**** Data for processing

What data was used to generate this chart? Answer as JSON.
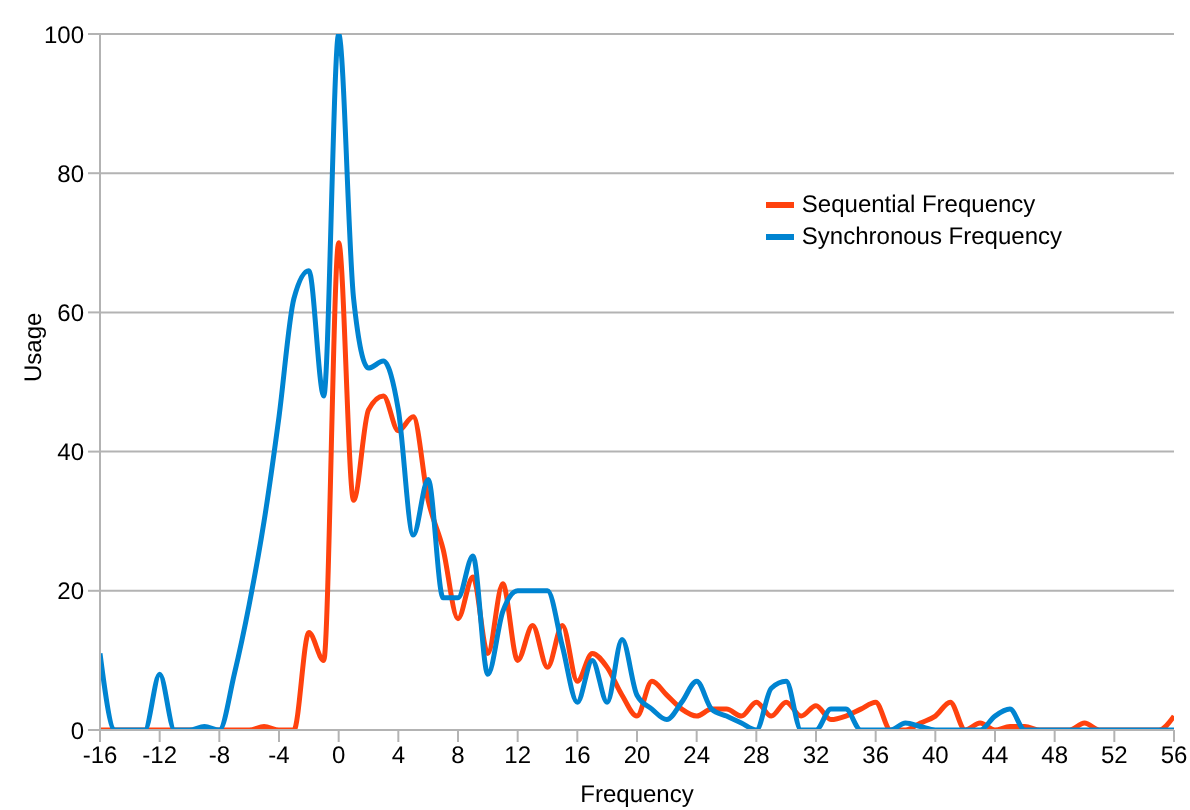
{
  "chart_data": {
    "type": "line",
    "xlabel": "Frequency",
    "ylabel": "Usage",
    "x": [
      -16,
      -15,
      -14,
      -13,
      -12,
      -11,
      -10,
      -9,
      -8,
      -7,
      -6,
      -5,
      -4,
      -3,
      -2,
      -1,
      0,
      1,
      2,
      3,
      4,
      5,
      6,
      7,
      8,
      9,
      10,
      11,
      12,
      13,
      14,
      15,
      16,
      17,
      18,
      19,
      20,
      21,
      22,
      23,
      24,
      25,
      26,
      27,
      28,
      29,
      30,
      31,
      32,
      33,
      34,
      35,
      36,
      37,
      38,
      39,
      40,
      41,
      42,
      43,
      44,
      45,
      46,
      47,
      48,
      49,
      50,
      51,
      52,
      53,
      54,
      55,
      56
    ],
    "series": [
      {
        "name": "Sequential Frequency",
        "color": "#ff420e",
        "values": [
          0,
          0,
          0,
          0,
          0,
          0,
          0,
          0,
          0,
          0,
          0,
          0.5,
          0,
          0,
          14,
          10,
          70,
          33,
          46,
          48,
          43,
          45,
          33,
          26,
          16,
          22,
          11,
          21,
          10,
          15,
          9,
          15,
          7,
          11,
          9,
          5,
          2,
          7,
          5,
          3,
          2,
          3,
          3,
          2,
          4,
          2,
          4,
          2,
          3.5,
          1.5,
          2,
          3,
          4,
          0,
          0,
          1,
          2,
          4,
          0,
          1,
          0,
          0.5,
          0.5,
          0,
          0,
          0,
          1,
          0,
          0,
          0,
          0,
          0,
          2
        ]
      },
      {
        "name": "Synchronous Frequency",
        "color": "#0084d1",
        "values": [
          11,
          0,
          0,
          0,
          8,
          0,
          0,
          0.5,
          0,
          8,
          18,
          30,
          45,
          62,
          66,
          48,
          100,
          62,
          52,
          53,
          46,
          28,
          36,
          19,
          19,
          25,
          8,
          17,
          20,
          20,
          20,
          12,
          4,
          10,
          4,
          13,
          5,
          3,
          1.5,
          4,
          7,
          3,
          2,
          1,
          0,
          6,
          7,
          0,
          0,
          3,
          3,
          0,
          0,
          0,
          1,
          0.5,
          0,
          0,
          0,
          0,
          2,
          3,
          0,
          0,
          0,
          0,
          0,
          0,
          0,
          0,
          0,
          0,
          0
        ]
      }
    ],
    "xlim": [
      -16,
      56
    ],
    "xticks": [
      -16,
      -12,
      -8,
      -4,
      0,
      4,
      8,
      12,
      16,
      20,
      24,
      28,
      32,
      36,
      40,
      44,
      48,
      52,
      56
    ],
    "ylim": [
      0,
      100
    ],
    "yticks": [
      0,
      20,
      40,
      60,
      80,
      100
    ],
    "grid": "y",
    "legend": "top right",
    "marker": "none",
    "line_style": "solid"
  }
}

********

● Given exercise: Print the complete listing exactly as it stands, without its pictures.

● Finished exercise:
What data was used to generate this chart? Answer as JSON.
{
  "chart_data": {
    "type": "line",
    "xlabel": "Frequency",
    "ylabel": "Usage",
    "x": [
      -16,
      -15,
      -14,
      -13,
      -12,
      -11,
      -10,
      -9,
      -8,
      -7,
      -6,
      -5,
      -4,
      -3,
      -2,
      -1,
      0,
      1,
      2,
      3,
      4,
      5,
      6,
      7,
      8,
      9,
      10,
      11,
      12,
      13,
      14,
      15,
      16,
      17,
      18,
      19,
      20,
      21,
      22,
      23,
      24,
      25,
      26,
      27,
      28,
      29,
      30,
      31,
      32,
      33,
      34,
      35,
      36,
      37,
      38,
      39,
      40,
      41,
      42,
      43,
      44,
      45,
      46,
      47,
      48,
      49,
      50,
      51,
      52,
      53,
      54,
      55,
      56
    ],
    "series": [
      {
        "name": "Sequential Frequency",
        "color": "#ff420e",
        "values": [
          0,
          0,
          0,
          0,
          0,
          0,
          0,
          0,
          0,
          0,
          0,
          0.5,
          0,
          0,
          14,
          10,
          70,
          33,
          46,
          48,
          43,
          45,
          33,
          26,
          16,
          22,
          11,
          21,
          10,
          15,
          9,
          15,
          7,
          11,
          9,
          5,
          2,
          7,
          5,
          3,
          2,
          3,
          3,
          2,
          4,
          2,
          4,
          2,
          3.5,
          1.5,
          2,
          3,
          4,
          0,
          0,
          1,
          2,
          4,
          0,
          1,
          0,
          0.5,
          0.5,
          0,
          0,
          0,
          1,
          0,
          0,
          0,
          0,
          0,
          2
        ]
      },
      {
        "name": "Synchronous Frequency",
        "color": "#0084d1",
        "values": [
          11,
          0,
          0,
          0,
          8,
          0,
          0,
          0.5,
          0,
          8,
          18,
          30,
          45,
          62,
          66,
          48,
          100,
          62,
          52,
          53,
          46,
          28,
          36,
          19,
          19,
          25,
          8,
          17,
          20,
          20,
          20,
          12,
          4,
          10,
          4,
          13,
          5,
          3,
          1.5,
          4,
          7,
          3,
          2,
          1,
          0,
          6,
          7,
          0,
          0,
          3,
          3,
          0,
          0,
          0,
          1,
          0.5,
          0,
          0,
          0,
          0,
          2,
          3,
          0,
          0,
          0,
          0,
          0,
          0,
          0,
          0,
          0,
          0,
          0
        ]
      }
    ],
    "xlim": [
      -16,
      56
    ],
    "xticks": [
      -16,
      -12,
      -8,
      -4,
      0,
      4,
      8,
      12,
      16,
      20,
      24,
      28,
      32,
      36,
      40,
      44,
      48,
      52,
      56
    ],
    "ylim": [
      0,
      100
    ],
    "yticks": [
      0,
      20,
      40,
      60,
      80,
      100
    ],
    "grid": "y",
    "legend": "top right",
    "marker": "none",
    "line_style": "solid"
  }
}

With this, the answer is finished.